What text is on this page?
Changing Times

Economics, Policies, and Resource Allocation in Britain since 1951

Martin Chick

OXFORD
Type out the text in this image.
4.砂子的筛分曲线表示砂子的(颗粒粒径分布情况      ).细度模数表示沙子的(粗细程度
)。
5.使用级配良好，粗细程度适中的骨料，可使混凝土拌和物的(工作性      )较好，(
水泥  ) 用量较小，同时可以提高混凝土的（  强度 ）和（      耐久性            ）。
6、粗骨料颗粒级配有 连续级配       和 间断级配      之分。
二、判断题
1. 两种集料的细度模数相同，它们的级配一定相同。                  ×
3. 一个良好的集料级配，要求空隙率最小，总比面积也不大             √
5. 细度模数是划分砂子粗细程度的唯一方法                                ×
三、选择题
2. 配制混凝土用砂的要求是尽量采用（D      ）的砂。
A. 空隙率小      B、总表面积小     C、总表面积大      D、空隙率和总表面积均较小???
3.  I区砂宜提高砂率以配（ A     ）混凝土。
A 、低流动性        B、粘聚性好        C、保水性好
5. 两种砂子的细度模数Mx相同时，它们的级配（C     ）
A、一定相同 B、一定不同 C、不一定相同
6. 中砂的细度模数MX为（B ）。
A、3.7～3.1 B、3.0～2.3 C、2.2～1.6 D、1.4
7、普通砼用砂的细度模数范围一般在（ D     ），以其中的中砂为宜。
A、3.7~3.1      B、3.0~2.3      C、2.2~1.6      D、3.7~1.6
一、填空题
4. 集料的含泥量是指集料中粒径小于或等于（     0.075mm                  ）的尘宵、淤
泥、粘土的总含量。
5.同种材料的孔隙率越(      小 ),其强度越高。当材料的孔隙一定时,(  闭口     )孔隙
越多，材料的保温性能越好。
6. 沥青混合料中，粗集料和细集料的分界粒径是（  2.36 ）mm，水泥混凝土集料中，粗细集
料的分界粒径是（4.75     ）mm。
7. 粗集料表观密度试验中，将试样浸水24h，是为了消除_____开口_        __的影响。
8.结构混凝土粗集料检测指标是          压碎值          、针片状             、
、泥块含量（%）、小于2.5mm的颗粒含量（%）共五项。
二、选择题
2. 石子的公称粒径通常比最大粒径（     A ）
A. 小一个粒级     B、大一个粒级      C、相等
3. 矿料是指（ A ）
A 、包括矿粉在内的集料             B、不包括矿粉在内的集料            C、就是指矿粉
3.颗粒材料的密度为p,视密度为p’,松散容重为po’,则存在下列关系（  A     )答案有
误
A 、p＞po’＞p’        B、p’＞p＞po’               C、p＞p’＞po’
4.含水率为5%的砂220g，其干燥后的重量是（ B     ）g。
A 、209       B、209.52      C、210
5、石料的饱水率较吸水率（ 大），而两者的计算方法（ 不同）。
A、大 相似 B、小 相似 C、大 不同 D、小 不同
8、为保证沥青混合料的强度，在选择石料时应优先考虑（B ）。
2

GOAL » Repeat the data precisely, line by line.

ANSWER TO THE TASK »
What text is on this page?
Changing Times

Economics, Policies, and Resource Allocation in Britain since 1951

Martin Chick

OXFORD
Type out the text in this image.
4.砂子的筛分曲线表示砂子的(颗粒粒径分布情况      ).细度模数表示沙子的(粗细程度
)。
5.使用级配良好，粗细程度适中的骨料，可使混凝土拌和物的(工作性      )较好，(
水泥  ) 用量较小，同时可以提高混凝土的（  强度 ）和（      耐久性            ）。
6、粗骨料颗粒级配有 连续级配       和 间断级配      之分。
二、判断题
1. 两种集料的细度模数相同，它们的级配一定相同。                  ×
3. 一个良好的集料级配，要求空隙率最小，总比面积也不大             √
5. 细度模数是划分砂子粗细程度的唯一方法                                ×
三、选择题
2. 配制混凝土用砂的要求是尽量采用（D      ）的砂。
A. 空隙率小      B、总表面积小     C、总表面积大      D、空隙率和总表面积均较小???
3.  I区砂宜提高砂率以配（ A     ）混凝土。
A 、低流动性        B、粘聚性好        C、保水性好
5. 两种砂子的细度模数Mx相同时，它们的级配（C     ）
A、一定相同 B、一定不同 C、不一定相同
6. 中砂的细度模数MX为（B ）。
A、3.7～3.1 B、3.0～2.3 C、2.2～1.6 D、1.4
7、普通砼用砂的细度模数范围一般在（ D     ），以其中的中砂为宜。
A、3.7~3.1      B、3.0~2.3      C、2.2~1.6      D、3.7~1.6
一、填空题
4. 集料的含泥量是指集料中粒径小于或等于（     0.075mm                  ）的尘宵、淤
泥、粘土的总含量。
5.同种材料的孔隙率越(      小 ),其强度越高。当材料的孔隙一定时,(  闭口     )孔隙
越多，材料的保温性能越好。
6. 沥青混合料中，粗集料和细集料的分界粒径是（  2.36 ）mm，水泥混凝土集料中，粗细集
料的分界粒径是（4.75     ）mm。
7. 粗集料表观密度试验中，将试样浸水24h，是为了消除_____开口_        __的影响。
8.结构混凝土粗集料检测指标是          压碎值          、针片状             、
、泥块含量（%）、小于2.5mm的颗粒含量（%）共五项。
二、选择题
2. 石子的公称粒径通常比最大粒径（     A ）
A. 小一个粒级     B、大一个粒级      C、相等
3. 矿料是指（ A ）
A 、包括矿粉在内的集料             B、不包括矿粉在内的集料            C、就是指矿粉
3.颗粒材料的密度为p,视密度为p’,松散容重为po’,则存在下列关系（  A     )答案有
误
A 、p＞po’＞p’        B、p’＞p＞po’               C、p＞p’＞po’
4.含水率为5%的砂220g，其干燥后的重量是（ B     ）g。
A 、209       B、209.52      C、210
5、石料的饱水率较吸水率（ 大），而两者的计算方法（ 不同）。
A、大 相似 B、小 相似 C、大 不同 D、小 不同
8、为保证沥青混合料的强度，在选择石料时应优先考虑（B ）。
2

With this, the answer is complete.